*Data extract*.
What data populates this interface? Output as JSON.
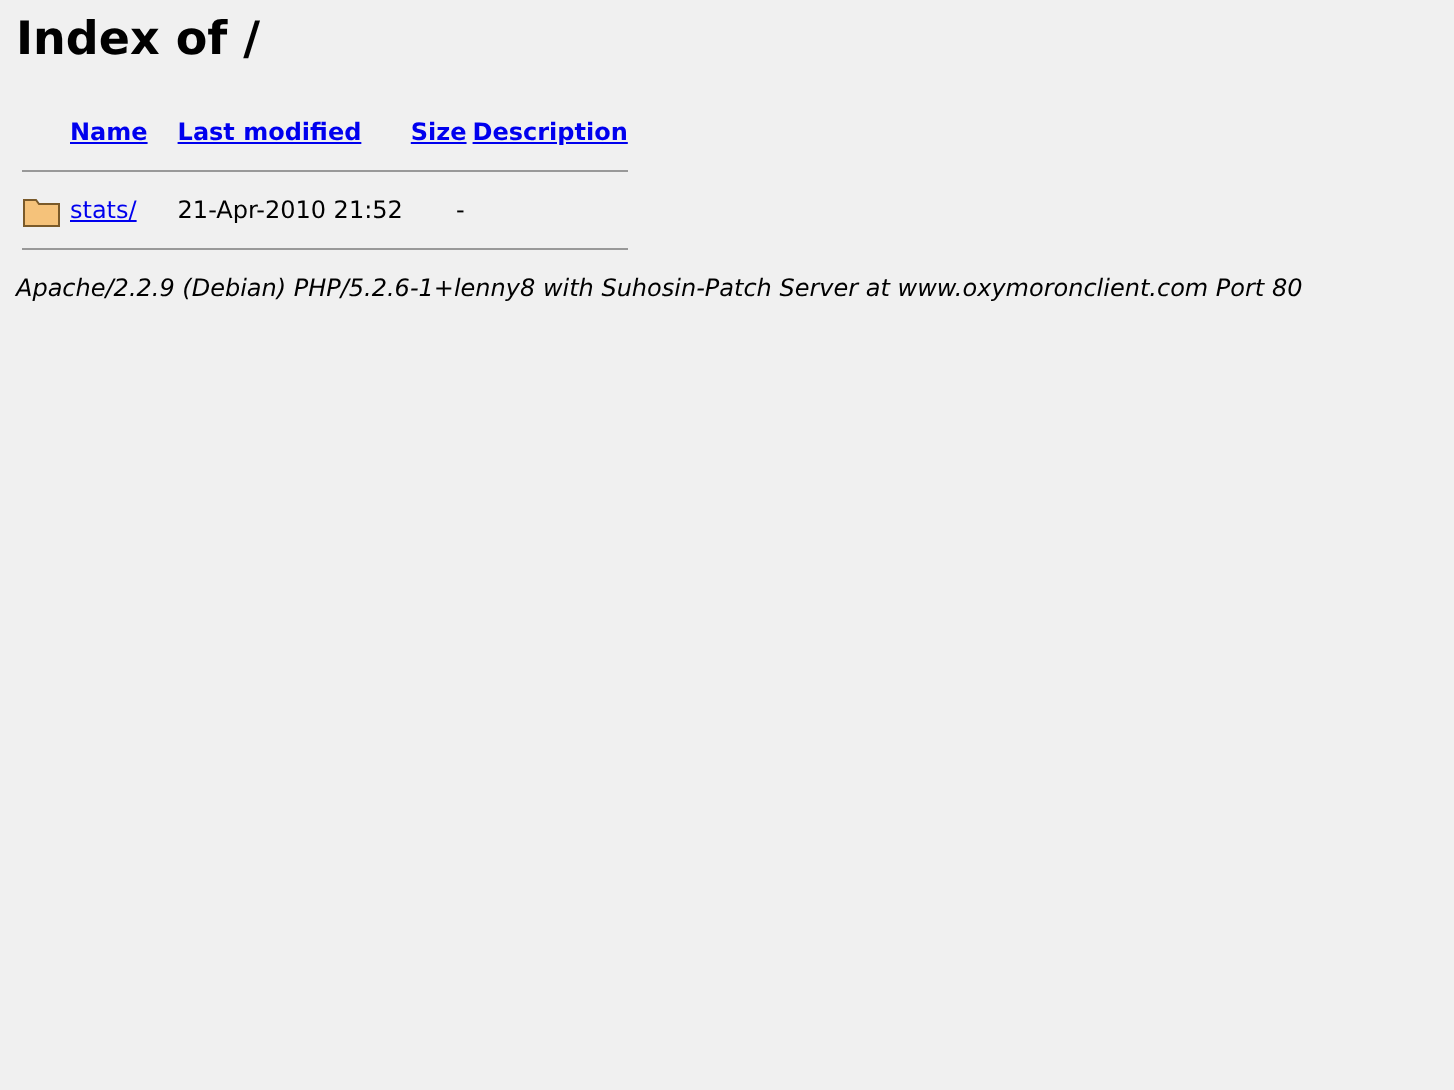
{
  "title": "Index of /",
  "columns": [
    "Name",
    "Last modified",
    "Size",
    "Description"
  ],
  "rows": [
    {
      "kind": "folder",
      "name": "stats/",
      "modified": "21-Apr-2010 21:52",
      "size": "-"
    }
  ],
  "address": "Apache/2.2.9 (Debian) PHP/5.2.6-1+lenny8 with Suhosin-Patch Server at www.oxymoronclient.com Port 80"
}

*What needs to be done*.
Restate the records above in full, word for word. Keep pictures out.

*Full solution*.
What data populates this interface? Output as JSON.
{
  "title": "Index of /",
  "columns": [
    "Name",
    "Last modified",
    "Size",
    "Description"
  ],
  "rows": [
    {
      "kind": "folder",
      "name": "stats/",
      "modified": "21-Apr-2010 21:52",
      "size": "-"
    }
  ],
  "address": "Apache/2.2.9 (Debian) PHP/5.2.6-1+lenny8 with Suhosin-Patch Server at www.oxymoronclient.com Port 80"
}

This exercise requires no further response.